_WHAT IS EXPECTED_. Wherever the word "START" shows up in a line, please copy that line.

_EXTRACTED ENTRIES_.
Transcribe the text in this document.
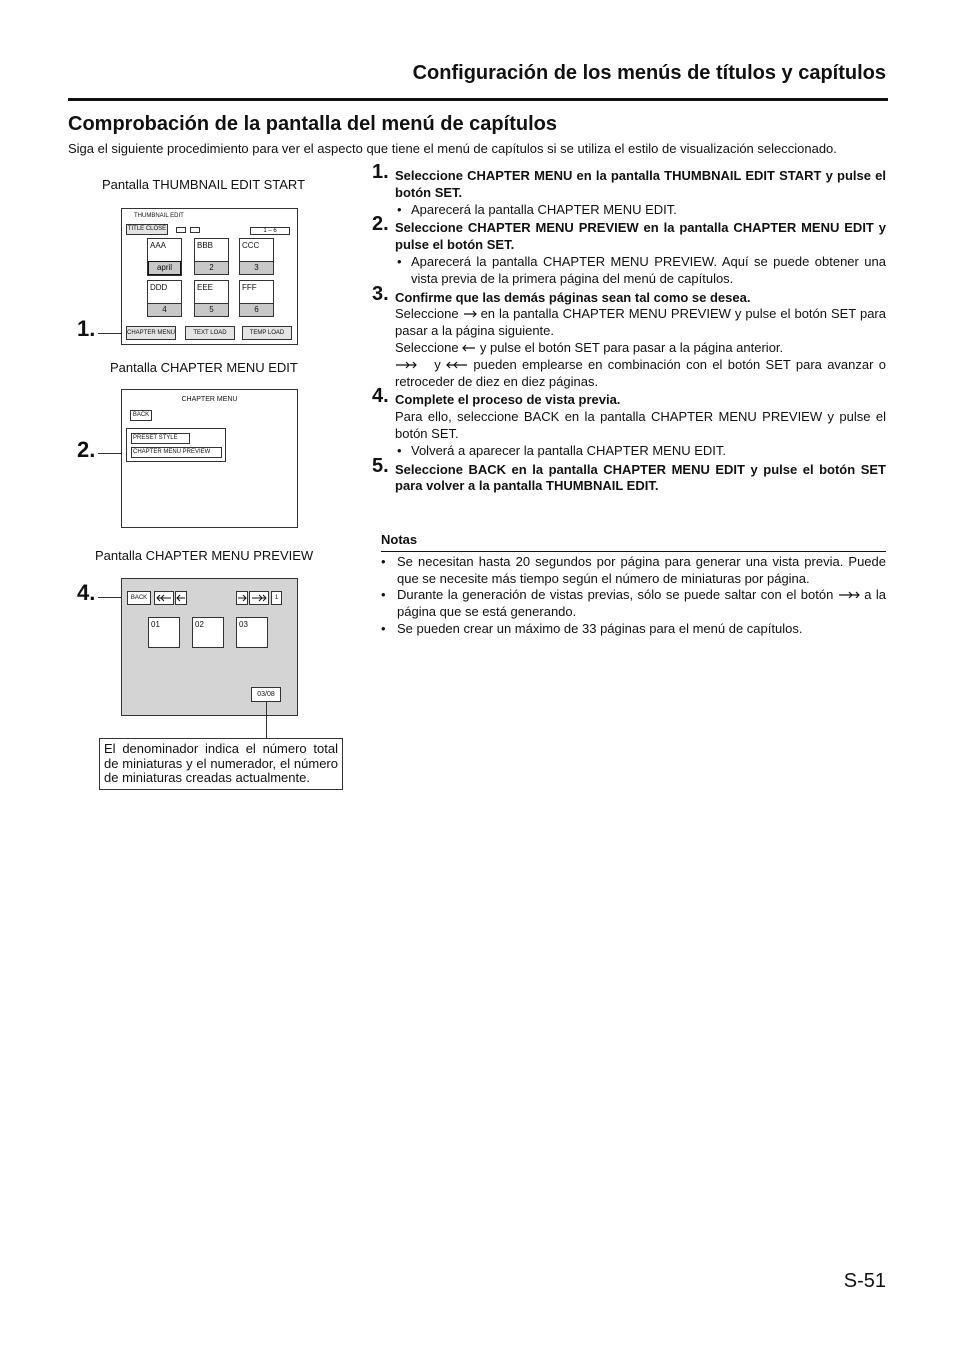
Configuración de los menús de títulos y capítulos
Comprobación de la pantalla del menú de capítulos
Siga el siguiente procedimiento para ver el aspecto que tiene el menú de capítulos si se utiliza el estilo de visualización seleccionado.
Pantalla THUMBNAIL EDIT START
1.
THUMBNAIL EDIT
TITLE CLOSE	1 – 6
AAA
april
BBB
2
CCC
3
DDD
4
EEE
5
FFF
6
CHAPTER MENU	TEXT LOAD	TEMP LOAD
Pantalla CHAPTER MENU EDIT
2.
CHAPTER MENU
BACK
PRESET STYLE
CHAPTER MENU PREVIEW
Pantalla CHAPTER MENU PREVIEW
4.	BACK	1
01	02	03
03/08
El denominador indica el número total de miniaturas y el numerador, el número de miniaturas creadas actualmente.
1. Seleccione CHAPTER MENU en la pantalla THUMBNAIL EDIT START y pulse el botón SET.
• Aparecerá la pantalla CHAPTER MENU EDIT.
2. Seleccione CHAPTER MENU PREVIEW en la pantalla CHAPTER MENU EDIT y pulse el botón SET.
• Aparecerá la pantalla CHAPTER MENU PREVIEW. Aquí se puede obtener una vista previa de la primera página del menú de capítulos.
3. Confirme que las demás páginas sean tal como se desea.
Seleccione en la pantalla CHAPTER MENU PREVIEW y pulse el botón SET para pasar a la página siguiente.
Seleccione y pulse el botón SET para pasar a la página anterior.
y	pueden emplearse en combinación con el botón SET para avanzar o retroceder de diez en diez páginas.
4. Complete el proceso de vista previa.
Para ello, seleccione BACK en la pantalla CHAPTER MENU PREVIEW y pulse el botón SET.
• Volverá a aparecer la pantalla CHAPTER MENU EDIT.
5. Seleccione BACK en la pantalla CHAPTER MENU EDIT y pulse el botón SET para volver a la pantalla THUMBNAIL EDIT.
Notas
• Se necesitan hasta 20 segundos por página para generar una vista previa. Puede que se necesite más tiempo según el número de miniaturas por página.
• Durante la generación de vistas previas, sólo se puede saltar con el botón a la página que se está generando.
• Se pueden crear un máximo de 33 páginas para el menú de capítulos.
S-51
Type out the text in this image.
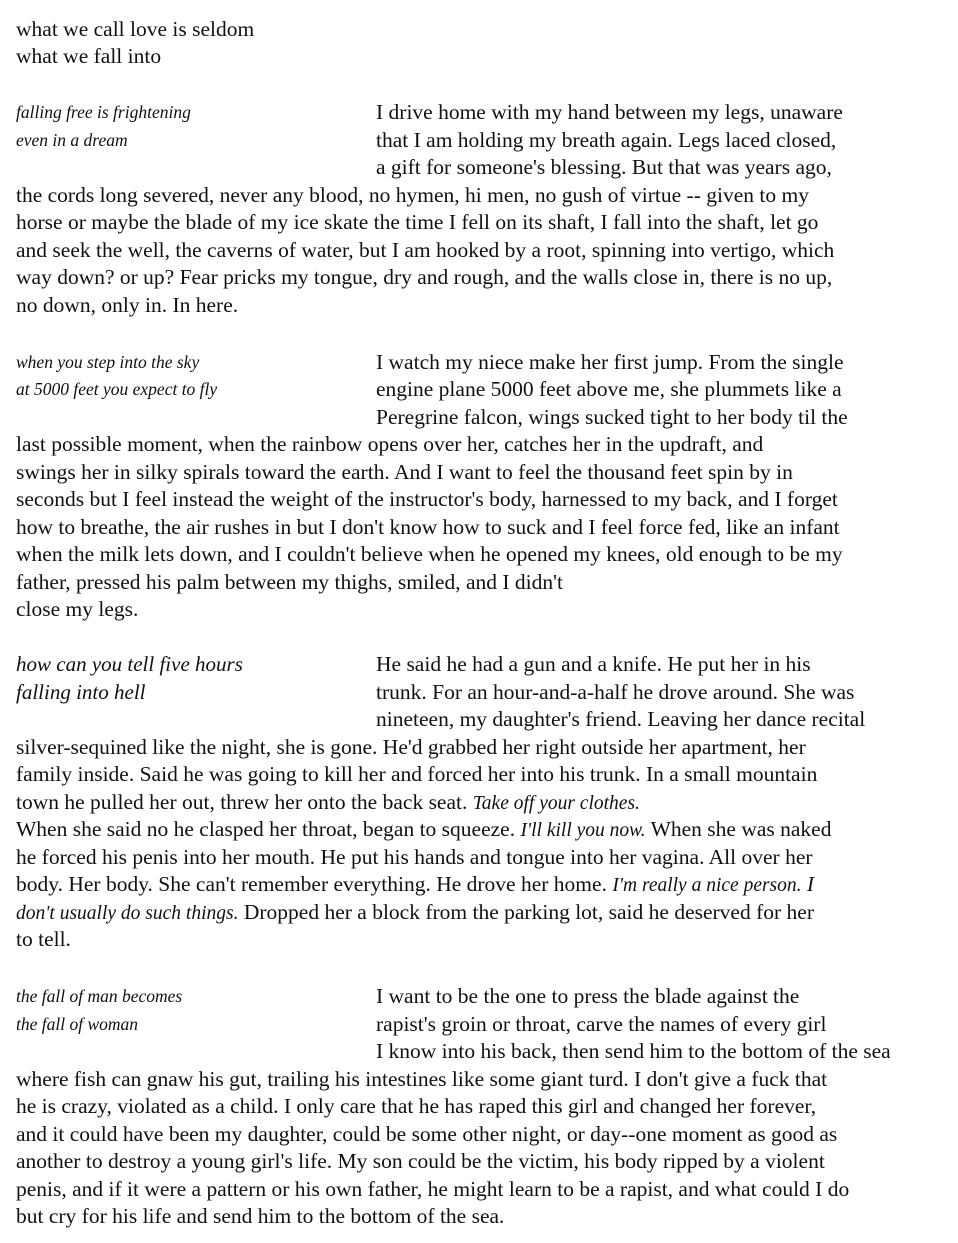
what we call love is seldom
what we fall into
falling free is frightening
even in a dream
I drive home with my hand between my legs, unaware
that I am holding my breath again. Legs laced closed,
a gift for someone's blessing. But that was years ago,
the cords long severed, never any blood, no hymen, hi men, no gush of virtue -- given to my
horse or maybe the blade of my ice skate the time I fell on its shaft, I fall into the shaft, let go
and seek the well, the caverns of water, but I am hooked by a root, spinning into vertigo, which
way down? or up? Fear pricks my tongue, dry and rough, and the walls close in, there is no up,
no down, only in. In here.
when you step into the sky
at 5000 feet you expect to fly
I watch my niece make her first jump. From the single
engine plane 5000 feet above me, she plummets like a
Peregrine falcon, wings sucked tight to her body til the
last possible moment, when the rainbow opens over her, catches her in the updraft, and
swings her in silky spirals toward the earth. And I want to feel the thousand feet spin by in
seconds but I feel instead the weight of the instructor's body, harnessed to my back, and I forget
how to breathe, the air rushes in but I don't know how to suck and I feel force fed, like an infant
when the milk lets down, and I couldn't believe when he opened my knees, old enough to be my
father, pressed his palm between my thighs, smiled, and I didn't
close my legs.
how can you tell five hours
falling into hell
He said he had a gun and a knife. He put her in his
trunk. For an hour-and-a-half he drove around. She was
nineteen, my daughter's friend. Leaving her dance recital
silver-sequined like the night, she is gone. He'd grabbed her right outside her apartment, her
family inside. Said he was going to kill her and forced her into his trunk. In a small mountain
town he pulled her out, threw her onto the back seat. Take off your clothes.
When she said no he clasped her throat, began to squeeze. I'll kill you now. When she was naked
he forced his penis into her mouth. He put his hands and tongue into her vagina. All over her
body. Her body. She can't remember everything. He drove her home. I'm really a nice person. I
don't usually do such things. Dropped her a block from the parking lot, said he deserved for her
to tell.
the fall of man becomes
the fall of woman
I want to be the one to press the blade against the
rapist's groin or throat, carve the names of every girl
I know into his back, then send him to the bottom of the sea
where fish can gnaw his gut, trailing his intestines like some giant turd. I don't give a fuck that
he is crazy, violated as a child. I only care that he has raped this girl and changed her forever,
and it could have been my daughter, could be some other night, or day--one moment as good as
another to destroy a young girl's life. My son could be the victim, his body ripped by a violent
penis, and if it were a pattern or his own father, he might learn to be a rapist, and what could I do
but cry for his life and send him to the bottom of the sea.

_EXPECTED ANSWER_.
Pantalla THUMBNAIL EDIT START
1. Seleccione CHAPTER MENU en la pantalla THUMBNAIL EDIT START y pulse el botón SET.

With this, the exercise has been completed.